__Exercise task__. Present every line of the records below as a numbered list, omitting any blank lines.

Dataset records
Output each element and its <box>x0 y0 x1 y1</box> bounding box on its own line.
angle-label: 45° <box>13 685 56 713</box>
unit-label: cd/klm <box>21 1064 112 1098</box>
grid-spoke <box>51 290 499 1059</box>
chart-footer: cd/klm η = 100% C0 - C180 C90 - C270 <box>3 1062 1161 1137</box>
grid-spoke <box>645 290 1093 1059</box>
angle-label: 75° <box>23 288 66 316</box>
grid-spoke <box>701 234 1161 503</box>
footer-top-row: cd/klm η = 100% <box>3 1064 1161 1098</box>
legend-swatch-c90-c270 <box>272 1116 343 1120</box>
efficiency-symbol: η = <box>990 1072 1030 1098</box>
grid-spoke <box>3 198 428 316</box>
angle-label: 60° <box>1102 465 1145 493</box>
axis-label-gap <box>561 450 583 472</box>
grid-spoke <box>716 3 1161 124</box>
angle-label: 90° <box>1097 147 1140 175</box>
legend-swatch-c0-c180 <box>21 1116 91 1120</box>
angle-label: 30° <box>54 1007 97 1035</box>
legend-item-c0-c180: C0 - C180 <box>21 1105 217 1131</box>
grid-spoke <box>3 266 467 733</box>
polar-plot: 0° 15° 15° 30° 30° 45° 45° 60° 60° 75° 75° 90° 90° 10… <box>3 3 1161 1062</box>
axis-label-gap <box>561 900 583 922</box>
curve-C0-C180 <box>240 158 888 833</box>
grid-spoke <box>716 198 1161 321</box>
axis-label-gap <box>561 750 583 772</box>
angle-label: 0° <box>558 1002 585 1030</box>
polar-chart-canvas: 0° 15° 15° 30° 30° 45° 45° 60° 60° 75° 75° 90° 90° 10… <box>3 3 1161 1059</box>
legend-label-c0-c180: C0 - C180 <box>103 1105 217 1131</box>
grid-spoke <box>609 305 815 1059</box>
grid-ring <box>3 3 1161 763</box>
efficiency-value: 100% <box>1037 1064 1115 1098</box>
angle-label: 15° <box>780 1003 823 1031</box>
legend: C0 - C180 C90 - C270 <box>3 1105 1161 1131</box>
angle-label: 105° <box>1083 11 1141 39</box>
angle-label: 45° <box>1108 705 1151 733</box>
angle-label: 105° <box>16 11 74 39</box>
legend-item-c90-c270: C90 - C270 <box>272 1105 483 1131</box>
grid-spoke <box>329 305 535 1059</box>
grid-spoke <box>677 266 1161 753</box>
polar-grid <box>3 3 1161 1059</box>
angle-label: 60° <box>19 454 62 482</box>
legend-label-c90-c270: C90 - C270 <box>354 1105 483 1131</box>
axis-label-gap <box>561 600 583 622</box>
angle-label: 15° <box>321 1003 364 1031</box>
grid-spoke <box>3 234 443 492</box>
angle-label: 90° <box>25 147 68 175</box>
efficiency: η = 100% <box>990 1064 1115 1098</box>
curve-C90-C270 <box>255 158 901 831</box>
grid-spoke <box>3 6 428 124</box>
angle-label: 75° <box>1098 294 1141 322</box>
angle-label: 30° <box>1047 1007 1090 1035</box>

__Solution to this exercise__.
1. Output each element and its <box>x0 y0 x1 y1</box> bounding box on its own line.
2. angle-label: 45° <box>13 685 56 713</box>
3. unit-label: cd/klm <box>21 1064 112 1098</box>
4. grid-spoke <box>51 290 499 1059</box>
5. chart-footer: cd/klm η = 100% C0 - C180 C90 - C270 <box>3 1062 1161 1137</box>
6. grid-spoke <box>645 290 1093 1059</box>
7. angle-label: 75° <box>23 288 66 316</box>
8. grid-spoke <box>701 234 1161 503</box>
9. footer-top-row: cd/klm η = 100% <box>3 1064 1161 1098</box>
10. legend-swatch-c90-c270 <box>272 1116 343 1120</box>
11. efficiency-symbol: η = <box>990 1072 1030 1098</box>
12. grid-spoke <box>3 198 428 316</box>
13. angle-label: 60° <box>1102 465 1145 493</box>
14. axis-label-gap <box>561 450 583 472</box>
15. grid-spoke <box>716 3 1161 124</box>
16. angle-label: 90° <box>1097 147 1140 175</box>
17. legend-swatch-c0-c180 <box>21 1116 91 1120</box>
18. angle-label: 30° <box>54 1007 97 1035</box>
19. legend-item-c0-c180: C0 - C180 <box>21 1105 217 1131</box>
20. grid-spoke <box>3 266 467 733</box>
21. polar-plot: 0° 15° 15° 30° 30° 45° 45° 60° 60° 75° 75° 90° 90° 10… <box>3 3 1161 1062</box>
22. axis-label-gap <box>561 900 583 922</box>
23. curve-C0-C180 <box>240 158 888 833</box>
24. grid-spoke <box>716 198 1161 321</box>
25. axis-label-gap <box>561 750 583 772</box>
26. angle-label: 0° <box>558 1002 585 1030</box>
27. polar-chart-canvas: 0° 15° 15° 30° 30° 45° 45° 60° 60° 75° 75° 90° 90° 10… <box>3 3 1161 1059</box>
28. legend-label-c0-c180: C0 - C180 <box>103 1105 217 1131</box>
29. grid-spoke <box>609 305 815 1059</box>
30. grid-ring <box>3 3 1161 763</box>
31. efficiency-value: 100% <box>1037 1064 1115 1098</box>
32. angle-label: 15° <box>780 1003 823 1031</box>
33. legend: C0 - C180 C90 - C270 <box>3 1105 1161 1131</box>
34. angle-label: 105° <box>1083 11 1141 39</box>
35. angle-label: 45° <box>1108 705 1151 733</box>
36. angle-label: 105° <box>16 11 74 39</box>
37. legend-item-c90-c270: C90 - C270 <box>272 1105 483 1131</box>
38. grid-spoke <box>329 305 535 1059</box>
39. grid-spoke <box>677 266 1161 753</box>
40. polar-grid <box>3 3 1161 1059</box>
41. angle-label: 60° <box>19 454 62 482</box>
42. legend-label-c90-c270: C90 - C270 <box>354 1105 483 1131</box>
43. axis-label-gap <box>561 600 583 622</box>
44. angle-label: 15° <box>321 1003 364 1031</box>
45. grid-spoke <box>3 234 443 492</box>
46. angle-label: 90° <box>25 147 68 175</box>
47. efficiency: η = 100% <box>990 1064 1115 1098</box>
48. curve-C90-C270 <box>255 158 901 831</box>
49. grid-spoke <box>3 6 428 124</box>
50. angle-label: 75° <box>1098 294 1141 322</box>
51. angle-label: 30° <box>1047 1007 1090 1035</box>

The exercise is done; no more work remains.